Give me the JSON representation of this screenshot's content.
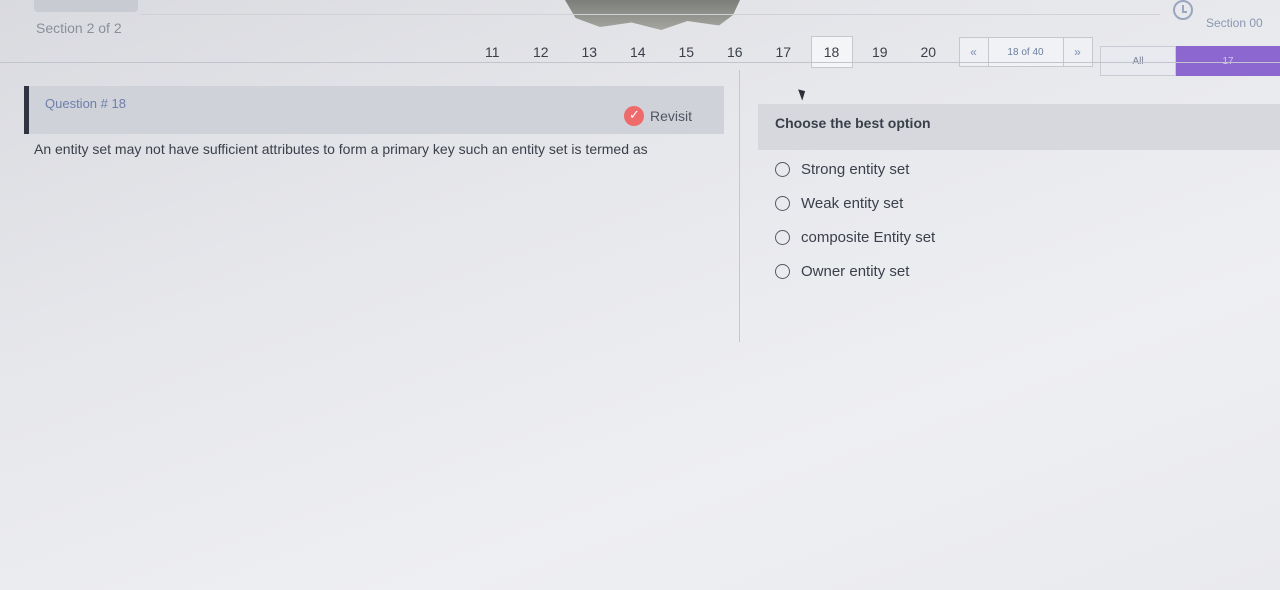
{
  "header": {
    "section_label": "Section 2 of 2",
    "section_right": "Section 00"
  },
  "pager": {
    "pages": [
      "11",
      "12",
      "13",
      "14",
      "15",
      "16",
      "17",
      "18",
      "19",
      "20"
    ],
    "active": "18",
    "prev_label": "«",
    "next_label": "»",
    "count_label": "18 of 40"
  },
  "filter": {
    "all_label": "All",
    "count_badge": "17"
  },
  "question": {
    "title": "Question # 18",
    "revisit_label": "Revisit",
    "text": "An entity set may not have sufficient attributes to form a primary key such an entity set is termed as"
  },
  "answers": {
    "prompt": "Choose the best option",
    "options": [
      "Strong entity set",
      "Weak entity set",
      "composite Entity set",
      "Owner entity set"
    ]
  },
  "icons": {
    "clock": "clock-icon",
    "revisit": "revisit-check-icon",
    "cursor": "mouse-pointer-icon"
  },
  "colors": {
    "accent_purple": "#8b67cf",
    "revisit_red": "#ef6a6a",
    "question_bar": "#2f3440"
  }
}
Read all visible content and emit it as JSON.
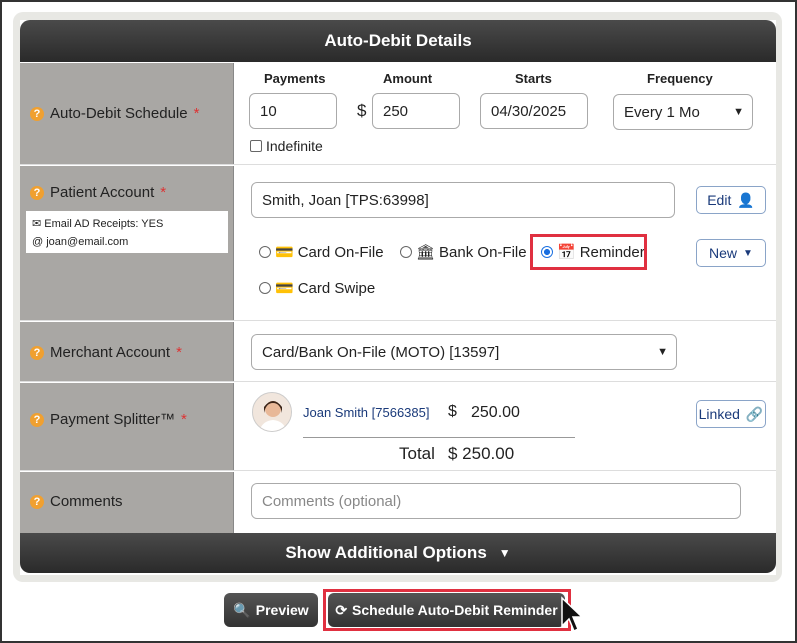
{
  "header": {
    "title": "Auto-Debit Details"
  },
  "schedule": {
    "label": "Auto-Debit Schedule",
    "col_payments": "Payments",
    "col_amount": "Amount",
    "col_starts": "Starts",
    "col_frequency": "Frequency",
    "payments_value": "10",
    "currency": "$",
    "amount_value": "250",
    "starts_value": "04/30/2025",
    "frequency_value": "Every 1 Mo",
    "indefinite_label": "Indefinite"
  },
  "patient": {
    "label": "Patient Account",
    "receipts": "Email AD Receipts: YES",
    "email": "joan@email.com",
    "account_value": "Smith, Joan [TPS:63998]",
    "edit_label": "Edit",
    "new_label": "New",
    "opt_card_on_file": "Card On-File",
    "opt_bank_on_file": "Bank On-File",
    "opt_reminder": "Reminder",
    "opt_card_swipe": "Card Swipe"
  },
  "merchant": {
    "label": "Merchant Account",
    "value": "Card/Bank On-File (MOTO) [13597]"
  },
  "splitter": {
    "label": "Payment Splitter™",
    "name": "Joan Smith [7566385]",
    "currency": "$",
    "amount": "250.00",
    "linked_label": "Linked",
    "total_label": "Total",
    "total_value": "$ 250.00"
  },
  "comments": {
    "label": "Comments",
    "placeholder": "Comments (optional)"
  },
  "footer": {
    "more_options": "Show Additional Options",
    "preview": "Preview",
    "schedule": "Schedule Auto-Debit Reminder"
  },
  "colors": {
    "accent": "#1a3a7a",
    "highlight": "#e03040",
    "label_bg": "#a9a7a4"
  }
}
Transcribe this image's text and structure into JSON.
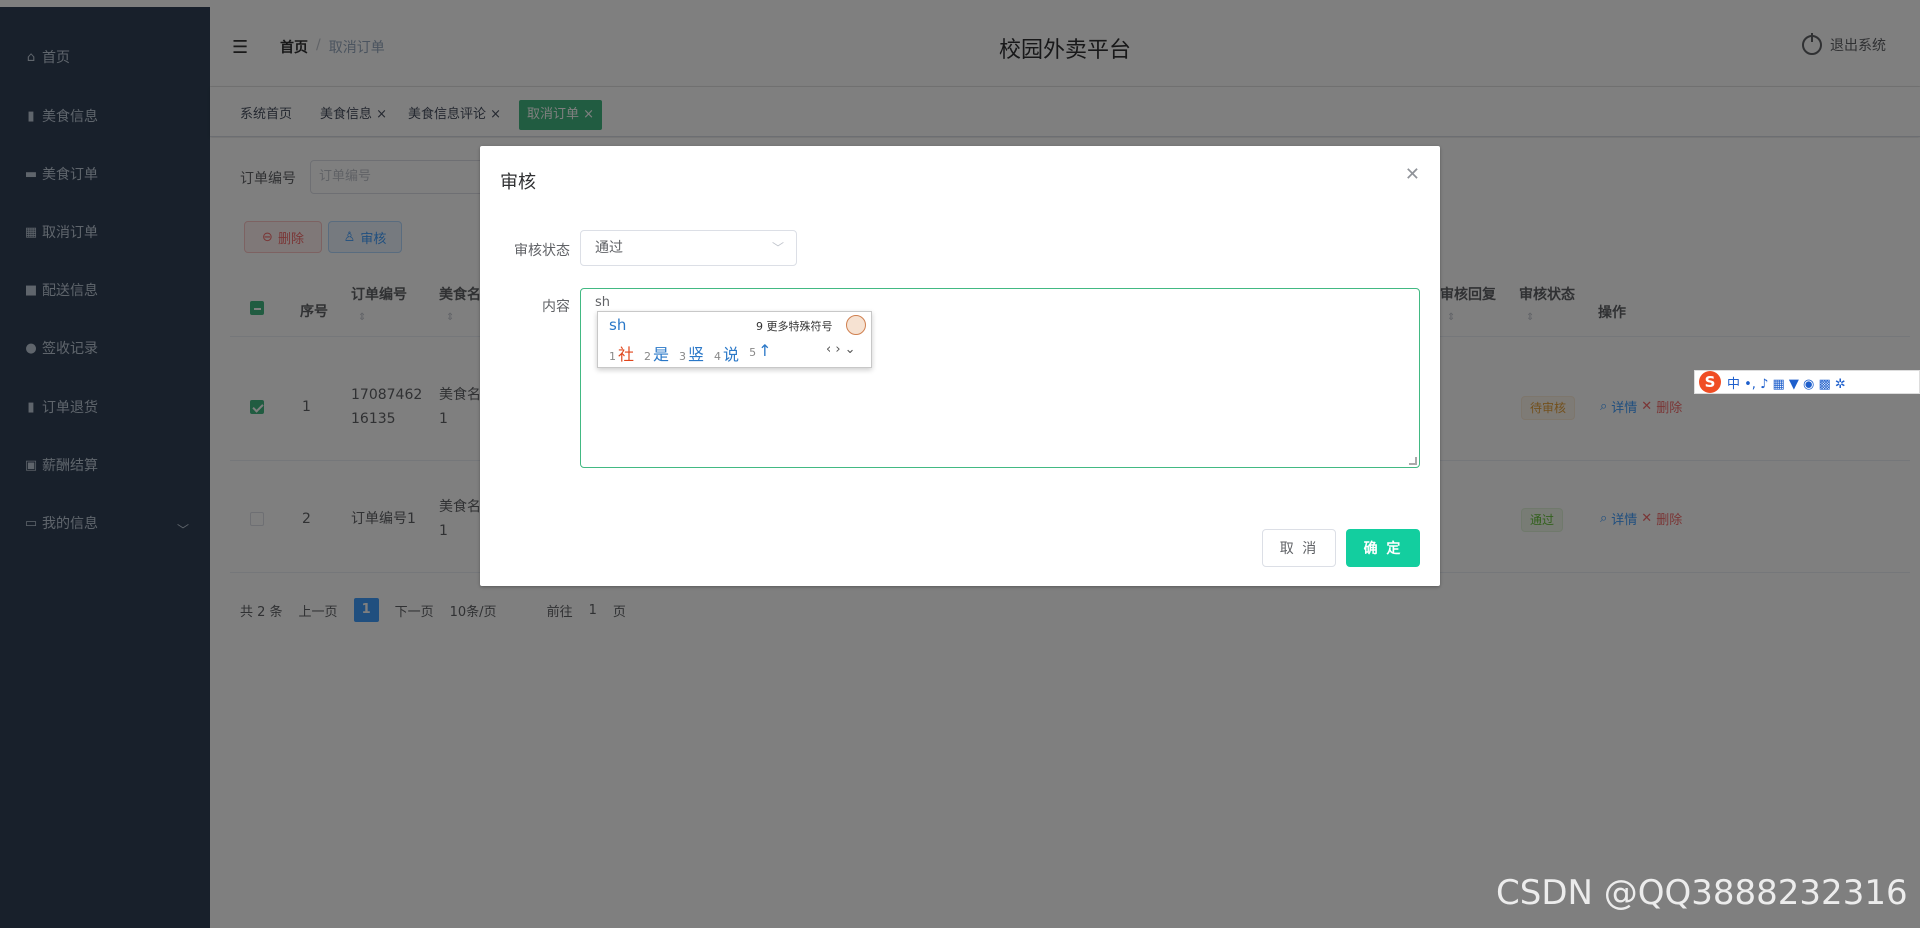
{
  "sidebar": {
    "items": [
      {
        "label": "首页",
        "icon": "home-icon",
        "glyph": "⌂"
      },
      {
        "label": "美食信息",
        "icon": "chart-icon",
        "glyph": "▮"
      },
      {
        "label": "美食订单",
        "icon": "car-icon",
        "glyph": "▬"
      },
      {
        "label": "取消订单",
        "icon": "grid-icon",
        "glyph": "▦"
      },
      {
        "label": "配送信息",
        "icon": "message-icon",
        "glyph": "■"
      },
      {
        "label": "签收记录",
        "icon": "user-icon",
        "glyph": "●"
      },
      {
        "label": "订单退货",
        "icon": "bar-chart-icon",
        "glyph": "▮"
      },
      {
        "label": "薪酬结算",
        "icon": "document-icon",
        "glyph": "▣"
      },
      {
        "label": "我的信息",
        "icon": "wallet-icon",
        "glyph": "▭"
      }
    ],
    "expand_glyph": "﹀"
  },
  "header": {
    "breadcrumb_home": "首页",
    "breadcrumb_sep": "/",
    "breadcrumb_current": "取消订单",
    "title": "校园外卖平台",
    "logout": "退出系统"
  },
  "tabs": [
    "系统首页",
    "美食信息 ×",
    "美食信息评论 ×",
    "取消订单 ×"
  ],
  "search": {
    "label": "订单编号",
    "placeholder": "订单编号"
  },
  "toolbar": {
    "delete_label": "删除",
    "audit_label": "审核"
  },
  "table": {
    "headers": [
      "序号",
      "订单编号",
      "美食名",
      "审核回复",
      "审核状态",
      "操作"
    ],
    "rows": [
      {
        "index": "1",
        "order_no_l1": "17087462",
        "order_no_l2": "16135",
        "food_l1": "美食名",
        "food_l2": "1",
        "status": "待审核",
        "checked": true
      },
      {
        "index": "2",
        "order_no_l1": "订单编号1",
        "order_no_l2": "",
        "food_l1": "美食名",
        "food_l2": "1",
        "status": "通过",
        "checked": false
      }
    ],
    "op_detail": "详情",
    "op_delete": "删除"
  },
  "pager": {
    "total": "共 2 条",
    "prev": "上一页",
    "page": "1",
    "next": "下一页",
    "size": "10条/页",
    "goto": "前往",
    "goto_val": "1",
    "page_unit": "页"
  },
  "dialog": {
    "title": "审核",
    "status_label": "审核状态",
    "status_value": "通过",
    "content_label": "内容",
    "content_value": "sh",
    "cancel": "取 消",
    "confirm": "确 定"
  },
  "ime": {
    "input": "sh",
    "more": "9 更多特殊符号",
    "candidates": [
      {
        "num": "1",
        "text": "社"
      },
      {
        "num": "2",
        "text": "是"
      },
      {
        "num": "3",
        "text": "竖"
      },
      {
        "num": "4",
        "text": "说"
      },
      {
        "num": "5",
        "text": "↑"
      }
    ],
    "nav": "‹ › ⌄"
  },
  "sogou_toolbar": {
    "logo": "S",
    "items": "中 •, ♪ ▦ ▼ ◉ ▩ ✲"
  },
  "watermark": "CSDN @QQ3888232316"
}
§ §
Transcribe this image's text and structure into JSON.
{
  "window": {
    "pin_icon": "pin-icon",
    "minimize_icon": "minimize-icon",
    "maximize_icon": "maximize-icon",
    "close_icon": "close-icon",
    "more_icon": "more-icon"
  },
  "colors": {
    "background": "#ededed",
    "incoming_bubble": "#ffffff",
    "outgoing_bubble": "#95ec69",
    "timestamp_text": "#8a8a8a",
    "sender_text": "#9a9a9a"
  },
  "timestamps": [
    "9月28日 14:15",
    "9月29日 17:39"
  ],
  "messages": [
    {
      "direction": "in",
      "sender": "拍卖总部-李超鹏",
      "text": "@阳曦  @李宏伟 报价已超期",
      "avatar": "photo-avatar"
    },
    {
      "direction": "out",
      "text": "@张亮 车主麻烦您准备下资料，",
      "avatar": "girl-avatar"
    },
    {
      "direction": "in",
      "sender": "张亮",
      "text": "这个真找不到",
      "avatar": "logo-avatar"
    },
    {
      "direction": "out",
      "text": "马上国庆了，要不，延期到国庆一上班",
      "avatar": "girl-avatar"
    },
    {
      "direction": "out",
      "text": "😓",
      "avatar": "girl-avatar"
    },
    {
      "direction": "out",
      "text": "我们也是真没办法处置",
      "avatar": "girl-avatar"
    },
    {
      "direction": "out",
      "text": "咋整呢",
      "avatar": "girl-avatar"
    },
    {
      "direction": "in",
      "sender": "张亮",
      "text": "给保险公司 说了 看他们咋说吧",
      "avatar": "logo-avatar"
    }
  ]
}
§ §
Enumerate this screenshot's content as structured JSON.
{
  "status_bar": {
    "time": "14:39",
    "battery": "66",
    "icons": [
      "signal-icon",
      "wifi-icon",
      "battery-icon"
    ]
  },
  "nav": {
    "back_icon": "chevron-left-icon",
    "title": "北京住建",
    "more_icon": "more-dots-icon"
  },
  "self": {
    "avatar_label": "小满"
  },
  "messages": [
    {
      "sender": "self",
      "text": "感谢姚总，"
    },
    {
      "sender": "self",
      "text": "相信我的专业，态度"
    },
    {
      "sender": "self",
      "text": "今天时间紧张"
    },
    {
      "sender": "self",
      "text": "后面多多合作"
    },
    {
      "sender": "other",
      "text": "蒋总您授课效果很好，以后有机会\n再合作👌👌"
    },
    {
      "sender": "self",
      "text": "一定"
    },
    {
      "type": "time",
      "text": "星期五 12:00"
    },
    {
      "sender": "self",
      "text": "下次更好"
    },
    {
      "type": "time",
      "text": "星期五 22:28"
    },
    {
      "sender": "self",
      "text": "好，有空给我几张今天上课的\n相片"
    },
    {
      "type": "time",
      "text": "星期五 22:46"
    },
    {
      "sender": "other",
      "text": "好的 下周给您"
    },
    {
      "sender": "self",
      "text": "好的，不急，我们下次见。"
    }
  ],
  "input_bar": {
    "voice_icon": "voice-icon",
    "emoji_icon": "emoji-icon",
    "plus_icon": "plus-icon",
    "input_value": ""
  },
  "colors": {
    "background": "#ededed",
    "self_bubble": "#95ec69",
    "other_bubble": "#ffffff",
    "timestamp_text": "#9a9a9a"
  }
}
§ §
REQUIREMENTS:
Pick out the lines containing the word "Card" and show them.

EXERCISE OUTPUT:
    "opt_card_on_file": "Card On-File",
    "opt_card_swipe": "Card Swipe"
    "value": "Card/Bank On-File (MOTO) [13597]"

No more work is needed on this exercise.